DATASET ENTRIES:
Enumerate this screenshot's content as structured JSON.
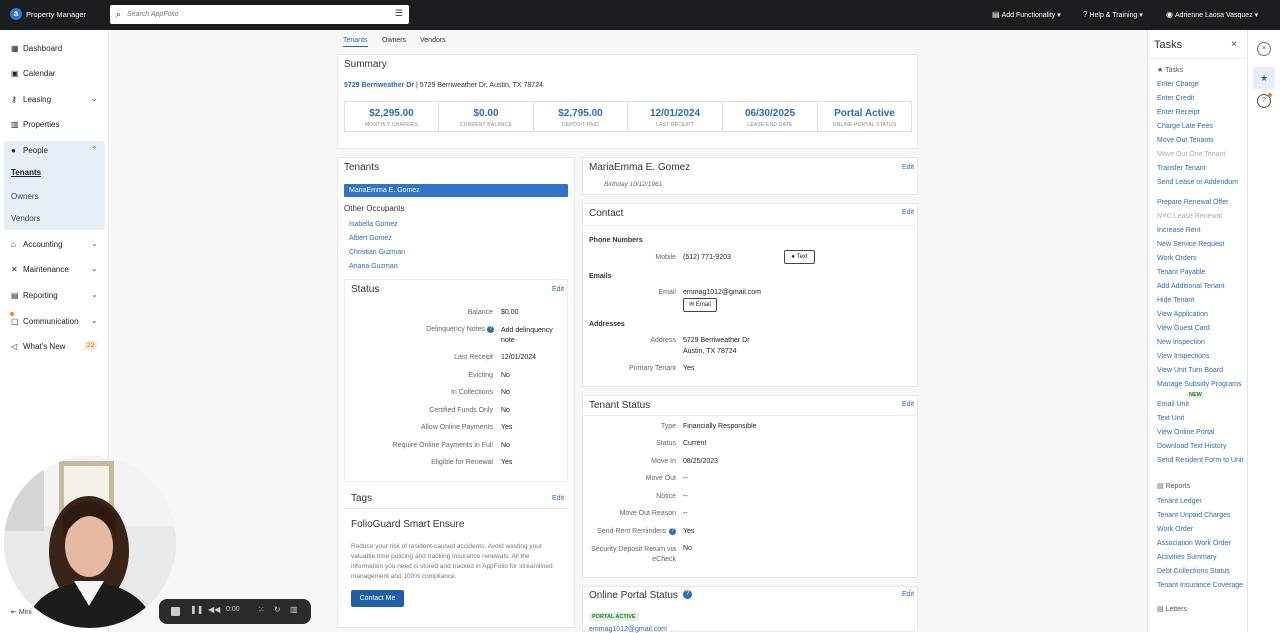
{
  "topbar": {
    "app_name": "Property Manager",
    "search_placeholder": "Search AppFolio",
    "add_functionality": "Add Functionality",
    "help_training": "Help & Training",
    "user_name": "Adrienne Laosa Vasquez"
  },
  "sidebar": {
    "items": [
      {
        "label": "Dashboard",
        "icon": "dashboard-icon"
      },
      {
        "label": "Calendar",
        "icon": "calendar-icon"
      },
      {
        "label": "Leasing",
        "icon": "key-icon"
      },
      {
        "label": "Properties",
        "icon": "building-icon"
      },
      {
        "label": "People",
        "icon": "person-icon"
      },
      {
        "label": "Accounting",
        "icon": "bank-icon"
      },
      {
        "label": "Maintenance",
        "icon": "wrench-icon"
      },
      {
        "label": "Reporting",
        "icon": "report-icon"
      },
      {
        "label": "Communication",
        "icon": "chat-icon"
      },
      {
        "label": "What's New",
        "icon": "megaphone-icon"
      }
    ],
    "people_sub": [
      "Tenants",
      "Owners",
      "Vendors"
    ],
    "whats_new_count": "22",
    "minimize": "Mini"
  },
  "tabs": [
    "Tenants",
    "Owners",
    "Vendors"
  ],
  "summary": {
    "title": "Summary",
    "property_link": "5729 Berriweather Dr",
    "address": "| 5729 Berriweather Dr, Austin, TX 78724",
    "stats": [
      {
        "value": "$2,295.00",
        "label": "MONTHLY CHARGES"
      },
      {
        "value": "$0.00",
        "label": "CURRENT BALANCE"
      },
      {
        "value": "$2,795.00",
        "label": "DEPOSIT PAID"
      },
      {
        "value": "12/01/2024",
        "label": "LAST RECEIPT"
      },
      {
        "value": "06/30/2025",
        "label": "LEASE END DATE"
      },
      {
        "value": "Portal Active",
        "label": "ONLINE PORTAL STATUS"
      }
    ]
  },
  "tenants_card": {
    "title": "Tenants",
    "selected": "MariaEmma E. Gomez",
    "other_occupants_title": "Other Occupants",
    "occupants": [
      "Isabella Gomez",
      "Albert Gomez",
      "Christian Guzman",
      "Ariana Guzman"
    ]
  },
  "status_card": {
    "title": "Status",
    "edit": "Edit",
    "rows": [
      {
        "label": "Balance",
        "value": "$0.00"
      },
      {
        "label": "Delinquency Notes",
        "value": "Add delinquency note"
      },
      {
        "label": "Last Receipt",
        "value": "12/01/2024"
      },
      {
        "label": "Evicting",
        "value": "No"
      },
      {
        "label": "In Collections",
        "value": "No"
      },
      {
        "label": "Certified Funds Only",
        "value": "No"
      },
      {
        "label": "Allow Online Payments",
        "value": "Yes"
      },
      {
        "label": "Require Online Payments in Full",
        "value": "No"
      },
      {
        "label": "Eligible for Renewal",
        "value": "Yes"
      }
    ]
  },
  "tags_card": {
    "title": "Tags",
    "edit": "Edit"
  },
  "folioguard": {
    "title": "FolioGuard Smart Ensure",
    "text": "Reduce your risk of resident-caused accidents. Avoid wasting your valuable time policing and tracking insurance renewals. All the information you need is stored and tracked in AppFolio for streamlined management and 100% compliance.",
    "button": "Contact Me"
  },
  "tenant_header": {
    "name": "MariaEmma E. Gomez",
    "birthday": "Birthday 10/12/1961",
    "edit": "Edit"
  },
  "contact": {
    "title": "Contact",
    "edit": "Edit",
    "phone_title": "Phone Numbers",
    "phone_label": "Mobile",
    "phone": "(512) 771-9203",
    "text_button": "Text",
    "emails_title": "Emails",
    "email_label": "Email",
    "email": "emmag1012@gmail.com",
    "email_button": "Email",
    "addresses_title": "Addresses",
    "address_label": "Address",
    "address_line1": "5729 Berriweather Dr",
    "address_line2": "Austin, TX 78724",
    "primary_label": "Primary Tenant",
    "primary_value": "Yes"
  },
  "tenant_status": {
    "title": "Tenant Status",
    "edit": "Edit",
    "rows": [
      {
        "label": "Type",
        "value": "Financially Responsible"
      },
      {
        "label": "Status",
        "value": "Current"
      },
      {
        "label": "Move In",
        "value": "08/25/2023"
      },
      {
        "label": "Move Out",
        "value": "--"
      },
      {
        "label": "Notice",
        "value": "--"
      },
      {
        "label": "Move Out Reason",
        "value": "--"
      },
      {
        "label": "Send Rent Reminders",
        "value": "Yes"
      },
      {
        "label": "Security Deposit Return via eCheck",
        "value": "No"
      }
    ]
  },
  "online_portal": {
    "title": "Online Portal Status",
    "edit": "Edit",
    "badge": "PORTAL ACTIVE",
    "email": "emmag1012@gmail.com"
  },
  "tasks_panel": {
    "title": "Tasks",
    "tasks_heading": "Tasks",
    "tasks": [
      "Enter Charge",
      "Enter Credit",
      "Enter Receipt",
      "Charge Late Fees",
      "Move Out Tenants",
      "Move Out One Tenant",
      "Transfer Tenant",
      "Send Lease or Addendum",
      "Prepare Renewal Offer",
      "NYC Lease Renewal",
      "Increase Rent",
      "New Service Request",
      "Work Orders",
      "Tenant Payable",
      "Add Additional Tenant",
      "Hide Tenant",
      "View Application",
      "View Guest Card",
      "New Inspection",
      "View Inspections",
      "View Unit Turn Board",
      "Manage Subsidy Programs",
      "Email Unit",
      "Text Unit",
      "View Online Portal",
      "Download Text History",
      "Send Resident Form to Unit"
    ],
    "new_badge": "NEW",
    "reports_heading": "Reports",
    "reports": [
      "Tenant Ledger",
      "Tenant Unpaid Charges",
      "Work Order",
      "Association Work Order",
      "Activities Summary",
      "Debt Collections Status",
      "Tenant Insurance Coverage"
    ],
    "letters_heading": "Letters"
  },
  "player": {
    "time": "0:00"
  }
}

EXERCISE OBJECTIVE: Reproduce the entries above exactly. Do not include the images.

WRITTEN SOLUTION:
Enumerate this screenshot's content as structured JSON.
{
  "topbar": {
    "app_name": "Property Manager",
    "search_placeholder": "Search AppFolio",
    "add_functionality": "Add Functionality",
    "help_training": "Help & Training",
    "user_name": "Adrienne Laosa Vasquez"
  },
  "sidebar": {
    "items": [
      {
        "label": "Dashboard",
        "icon": "dashboard-icon"
      },
      {
        "label": "Calendar",
        "icon": "calendar-icon"
      },
      {
        "label": "Leasing",
        "icon": "key-icon"
      },
      {
        "label": "Properties",
        "icon": "building-icon"
      },
      {
        "label": "People",
        "icon": "person-icon"
      },
      {
        "label": "Accounting",
        "icon": "bank-icon"
      },
      {
        "label": "Maintenance",
        "icon": "wrench-icon"
      },
      {
        "label": "Reporting",
        "icon": "report-icon"
      },
      {
        "label": "Communication",
        "icon": "chat-icon"
      },
      {
        "label": "What's New",
        "icon": "megaphone-icon"
      }
    ],
    "people_sub": [
      "Tenants",
      "Owners",
      "Vendors"
    ],
    "whats_new_count": "22",
    "minimize": "Mini"
  },
  "tabs": [
    "Tenants",
    "Owners",
    "Vendors"
  ],
  "summary": {
    "title": "Summary",
    "property_link": "5729 Berriweather Dr",
    "address": "| 5729 Berriweather Dr, Austin, TX 78724",
    "stats": [
      {
        "value": "$2,295.00",
        "label": "MONTHLY CHARGES"
      },
      {
        "value": "$0.00",
        "label": "CURRENT BALANCE"
      },
      {
        "value": "$2,795.00",
        "label": "DEPOSIT PAID"
      },
      {
        "value": "12/01/2024",
        "label": "LAST RECEIPT"
      },
      {
        "value": "06/30/2025",
        "label": "LEASE END DATE"
      },
      {
        "value": "Portal Active",
        "label": "ONLINE PORTAL STATUS"
      }
    ]
  },
  "tenants_card": {
    "title": "Tenants",
    "selected": "MariaEmma E. Gomez",
    "other_occupants_title": "Other Occupants",
    "occupants": [
      "Isabella Gomez",
      "Albert Gomez",
      "Christian Guzman",
      "Ariana Guzman"
    ]
  },
  "status_card": {
    "title": "Status",
    "edit": "Edit",
    "rows": [
      {
        "label": "Balance",
        "value": "$0.00"
      },
      {
        "label": "Delinquency Notes",
        "value": "Add delinquency note"
      },
      {
        "label": "Last Receipt",
        "value": "12/01/2024"
      },
      {
        "label": "Evicting",
        "value": "No"
      },
      {
        "label": "In Collections",
        "value": "No"
      },
      {
        "label": "Certified Funds Only",
        "value": "No"
      },
      {
        "label": "Allow Online Payments",
        "value": "Yes"
      },
      {
        "label": "Require Online Payments in Full",
        "value": "No"
      },
      {
        "label": "Eligible for Renewal",
        "value": "Yes"
      }
    ]
  },
  "tags_card": {
    "title": "Tags",
    "edit": "Edit"
  },
  "folioguard": {
    "title": "FolioGuard Smart Ensure",
    "text": "Reduce your risk of resident-caused accidents. Avoid wasting your valuable time policing and tracking insurance renewals. All the information you need is stored and tracked in AppFolio for streamlined management and 100% compliance.",
    "button": "Contact Me"
  },
  "tenant_header": {
    "name": "MariaEmma E. Gomez",
    "birthday": "Birthday 10/12/1961",
    "edit": "Edit"
  },
  "contact": {
    "title": "Contact",
    "edit": "Edit",
    "phone_title": "Phone Numbers",
    "phone_label": "Mobile",
    "phone": "(512) 771-9203",
    "text_button": "Text",
    "emails_title": "Emails",
    "email_label": "Email",
    "email": "emmag1012@gmail.com",
    "email_button": "Email",
    "addresses_title": "Addresses",
    "address_label": "Address",
    "address_line1": "5729 Berriweather Dr",
    "address_line2": "Austin, TX 78724",
    "primary_label": "Primary Tenant",
    "primary_value": "Yes"
  },
  "tenant_status": {
    "title": "Tenant Status",
    "edit": "Edit",
    "rows": [
      {
        "label": "Type",
        "value": "Financially Responsible"
      },
      {
        "label": "Status",
        "value": "Current"
      },
      {
        "label": "Move In",
        "value": "08/25/2023"
      },
      {
        "label": "Move Out",
        "value": "--"
      },
      {
        "label": "Notice",
        "value": "--"
      },
      {
        "label": "Move Out Reason",
        "value": "--"
      },
      {
        "label": "Send Rent Reminders",
        "value": "Yes"
      },
      {
        "label": "Security Deposit Return via eCheck",
        "value": "No"
      }
    ]
  },
  "online_portal": {
    "title": "Online Portal Status",
    "edit": "Edit",
    "badge": "PORTAL ACTIVE",
    "email": "emmag1012@gmail.com"
  },
  "tasks_panel": {
    "title": "Tasks",
    "tasks_heading": "Tasks",
    "tasks": [
      "Enter Charge",
      "Enter Credit",
      "Enter Receipt",
      "Charge Late Fees",
      "Move Out Tenants",
      "Move Out One Tenant",
      "Transfer Tenant",
      "Send Lease or Addendum",
      "Prepare Renewal Offer",
      "NYC Lease Renewal",
      "Increase Rent",
      "New Service Request",
      "Work Orders",
      "Tenant Payable",
      "Add Additional Tenant",
      "Hide Tenant",
      "View Application",
      "View Guest Card",
      "New Inspection",
      "View Inspections",
      "View Unit Turn Board",
      "Manage Subsidy Programs",
      "Email Unit",
      "Text Unit",
      "View Online Portal",
      "Download Text History",
      "Send Resident Form to Unit"
    ],
    "new_badge": "NEW",
    "reports_heading": "Reports",
    "reports": [
      "Tenant Ledger",
      "Tenant Unpaid Charges",
      "Work Order",
      "Association Work Order",
      "Activities Summary",
      "Debt Collections Status",
      "Tenant Insurance Coverage"
    ],
    "letters_heading": "Letters"
  },
  "player": {
    "time": "0:00"
  }
}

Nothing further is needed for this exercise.